⟨
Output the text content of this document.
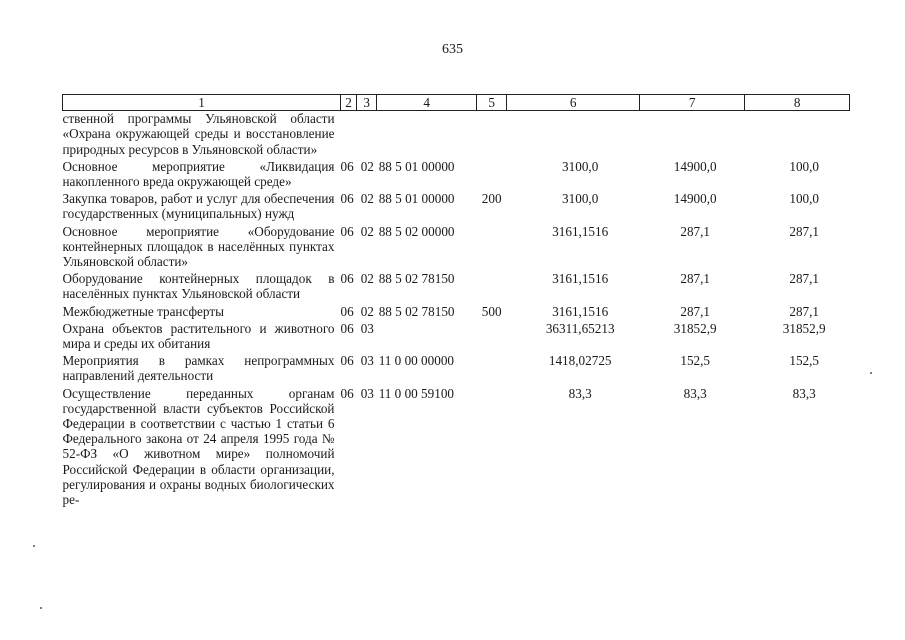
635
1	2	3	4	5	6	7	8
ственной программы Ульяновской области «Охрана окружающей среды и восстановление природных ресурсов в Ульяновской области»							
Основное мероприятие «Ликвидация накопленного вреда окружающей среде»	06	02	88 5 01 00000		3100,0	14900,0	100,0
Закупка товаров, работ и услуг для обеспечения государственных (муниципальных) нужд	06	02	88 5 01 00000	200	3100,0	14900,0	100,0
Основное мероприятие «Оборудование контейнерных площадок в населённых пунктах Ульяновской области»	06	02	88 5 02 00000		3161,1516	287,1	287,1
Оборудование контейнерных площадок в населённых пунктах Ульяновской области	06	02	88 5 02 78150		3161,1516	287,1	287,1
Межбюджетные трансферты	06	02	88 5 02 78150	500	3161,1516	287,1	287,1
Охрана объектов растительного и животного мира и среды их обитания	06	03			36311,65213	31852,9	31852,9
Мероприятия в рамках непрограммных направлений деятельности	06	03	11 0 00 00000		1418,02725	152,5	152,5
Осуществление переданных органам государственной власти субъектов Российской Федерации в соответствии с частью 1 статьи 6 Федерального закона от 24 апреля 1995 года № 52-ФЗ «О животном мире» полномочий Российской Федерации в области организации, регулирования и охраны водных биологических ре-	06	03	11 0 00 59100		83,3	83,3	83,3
⟩
⟨
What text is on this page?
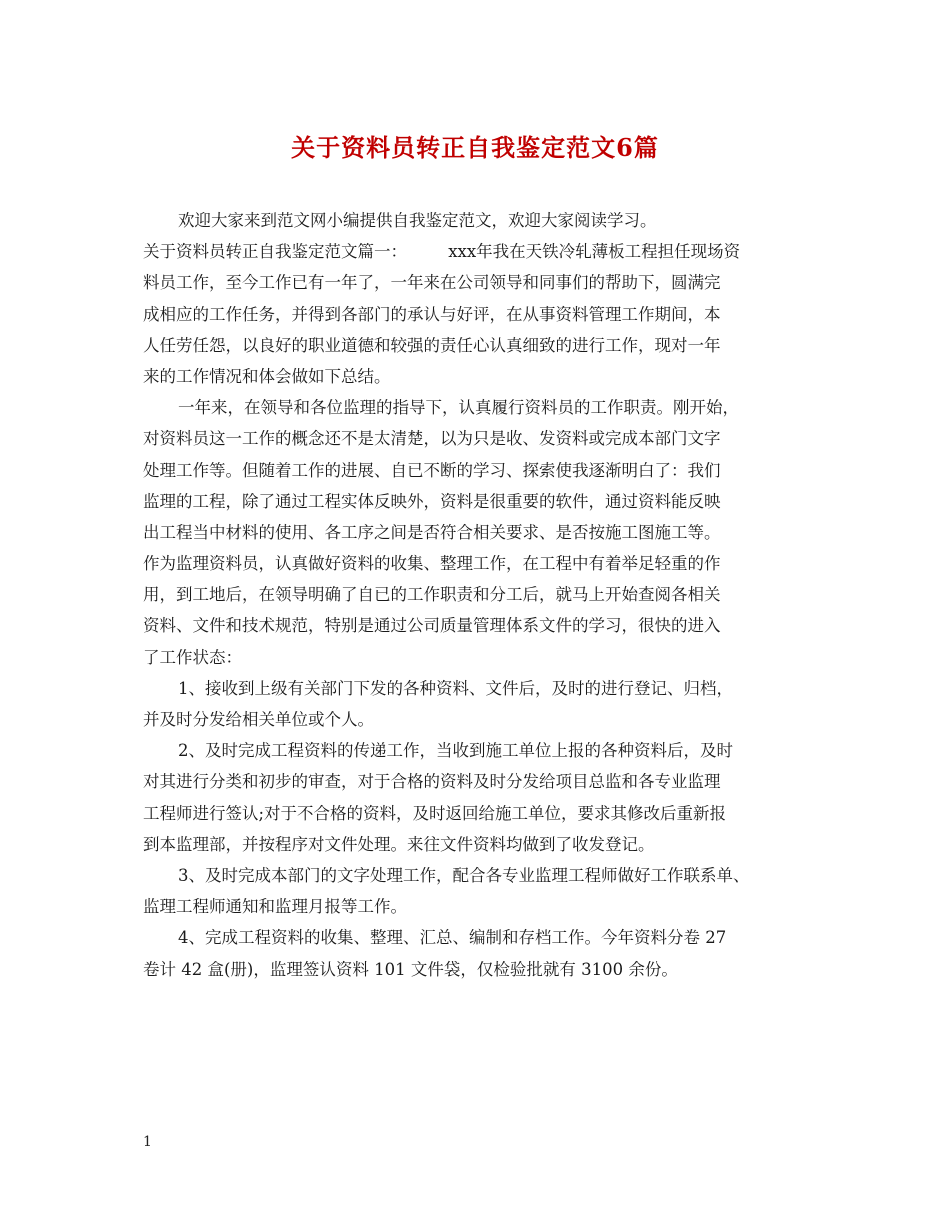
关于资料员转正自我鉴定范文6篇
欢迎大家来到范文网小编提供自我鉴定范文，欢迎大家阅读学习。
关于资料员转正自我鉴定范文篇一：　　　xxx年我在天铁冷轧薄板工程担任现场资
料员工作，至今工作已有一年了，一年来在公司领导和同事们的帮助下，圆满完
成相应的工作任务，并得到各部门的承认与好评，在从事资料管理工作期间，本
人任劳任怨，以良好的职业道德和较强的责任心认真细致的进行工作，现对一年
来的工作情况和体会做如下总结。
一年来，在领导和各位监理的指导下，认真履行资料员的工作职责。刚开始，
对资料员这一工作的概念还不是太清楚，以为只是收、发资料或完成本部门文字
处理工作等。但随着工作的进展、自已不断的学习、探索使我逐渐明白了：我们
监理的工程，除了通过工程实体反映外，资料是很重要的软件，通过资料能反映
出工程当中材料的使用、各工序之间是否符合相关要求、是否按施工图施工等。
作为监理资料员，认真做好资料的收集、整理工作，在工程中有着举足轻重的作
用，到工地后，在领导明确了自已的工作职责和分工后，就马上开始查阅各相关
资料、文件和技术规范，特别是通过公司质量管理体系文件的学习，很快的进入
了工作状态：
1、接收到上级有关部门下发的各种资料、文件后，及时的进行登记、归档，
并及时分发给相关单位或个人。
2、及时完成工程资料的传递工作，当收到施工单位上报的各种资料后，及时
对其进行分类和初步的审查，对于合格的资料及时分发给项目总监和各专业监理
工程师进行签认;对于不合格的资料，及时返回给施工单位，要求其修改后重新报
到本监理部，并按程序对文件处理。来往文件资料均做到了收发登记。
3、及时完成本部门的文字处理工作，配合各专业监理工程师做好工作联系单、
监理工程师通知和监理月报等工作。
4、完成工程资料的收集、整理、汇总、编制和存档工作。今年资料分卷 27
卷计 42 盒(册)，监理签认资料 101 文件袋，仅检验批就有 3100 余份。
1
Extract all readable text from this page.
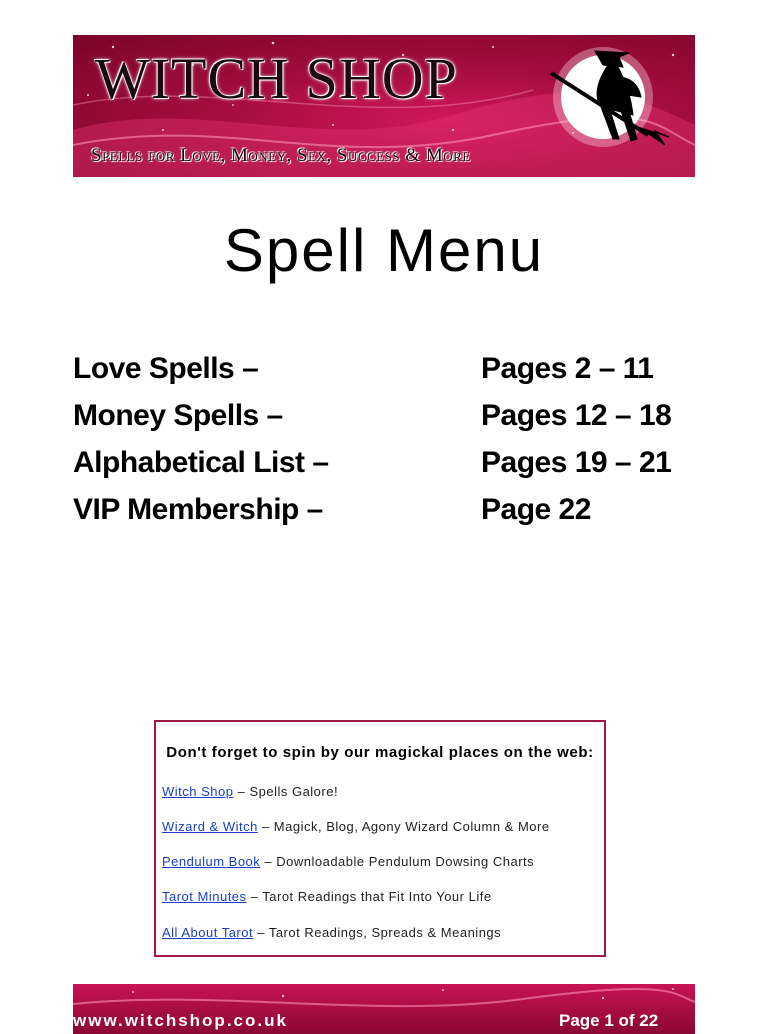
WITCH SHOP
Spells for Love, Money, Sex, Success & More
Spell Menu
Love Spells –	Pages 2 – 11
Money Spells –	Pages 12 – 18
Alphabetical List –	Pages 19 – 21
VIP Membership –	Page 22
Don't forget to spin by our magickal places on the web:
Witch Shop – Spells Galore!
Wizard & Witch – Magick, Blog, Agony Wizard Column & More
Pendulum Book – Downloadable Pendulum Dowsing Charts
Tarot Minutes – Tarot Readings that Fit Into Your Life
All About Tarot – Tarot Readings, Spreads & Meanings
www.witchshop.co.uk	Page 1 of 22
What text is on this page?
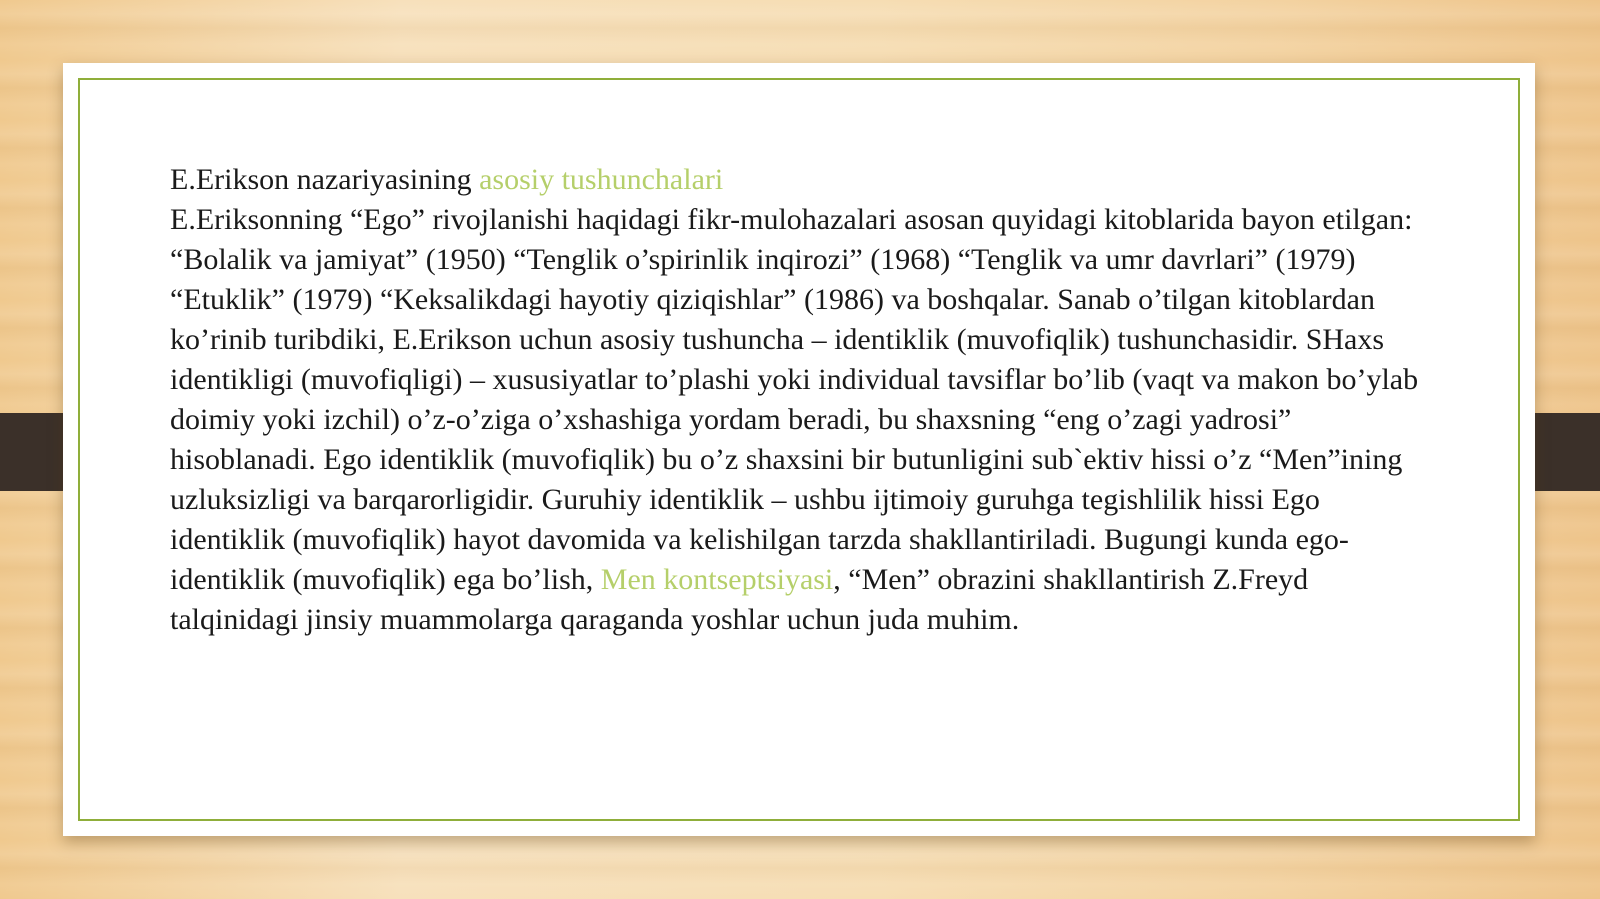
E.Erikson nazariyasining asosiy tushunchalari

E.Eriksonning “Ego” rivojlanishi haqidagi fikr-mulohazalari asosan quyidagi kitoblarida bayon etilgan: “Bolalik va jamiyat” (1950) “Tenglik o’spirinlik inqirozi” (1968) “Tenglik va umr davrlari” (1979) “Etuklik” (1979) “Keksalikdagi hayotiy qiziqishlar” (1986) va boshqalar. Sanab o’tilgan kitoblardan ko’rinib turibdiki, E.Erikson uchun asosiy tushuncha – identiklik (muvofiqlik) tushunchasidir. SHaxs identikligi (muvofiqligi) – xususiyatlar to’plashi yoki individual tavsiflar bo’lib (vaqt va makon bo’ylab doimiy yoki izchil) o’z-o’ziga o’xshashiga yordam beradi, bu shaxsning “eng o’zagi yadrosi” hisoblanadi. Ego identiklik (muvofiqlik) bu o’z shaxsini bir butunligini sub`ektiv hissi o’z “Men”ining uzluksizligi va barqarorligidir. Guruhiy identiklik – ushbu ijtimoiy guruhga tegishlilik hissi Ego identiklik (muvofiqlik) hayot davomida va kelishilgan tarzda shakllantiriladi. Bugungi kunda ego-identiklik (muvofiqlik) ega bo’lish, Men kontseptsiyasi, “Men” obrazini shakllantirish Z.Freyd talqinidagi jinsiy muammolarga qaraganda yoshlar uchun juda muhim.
⟩
Set task: Identify and copy all lines with the word "области".

Response:
ственной программы Ульяновской области «Охрана окружающей среды и восстановление природных ресурсов в Ульяновской области»							
Основное мероприятие «Оборудование контейнерных площадок в населённых пунктах Ульяновской области»	06	02	88 5 02 00000		3161,1516	287,1	287,1
Оборудование контейнерных площадок в населённых пунктах Ульяновской области	06	02	88 5 02 78150		3161,1516	287,1	287,1
Осуществление переданных органам государственной власти субъектов Российской Федерации в соответствии с частью 1 статьи 6 Федерального закона от 24 апреля 1995 года № 52-ФЗ «О животном мире» полномочий Российской Федерации в области организации, регулирования и охраны водных биологических ре-	06	03	11 0 00 59100		83,3	83,3	83,3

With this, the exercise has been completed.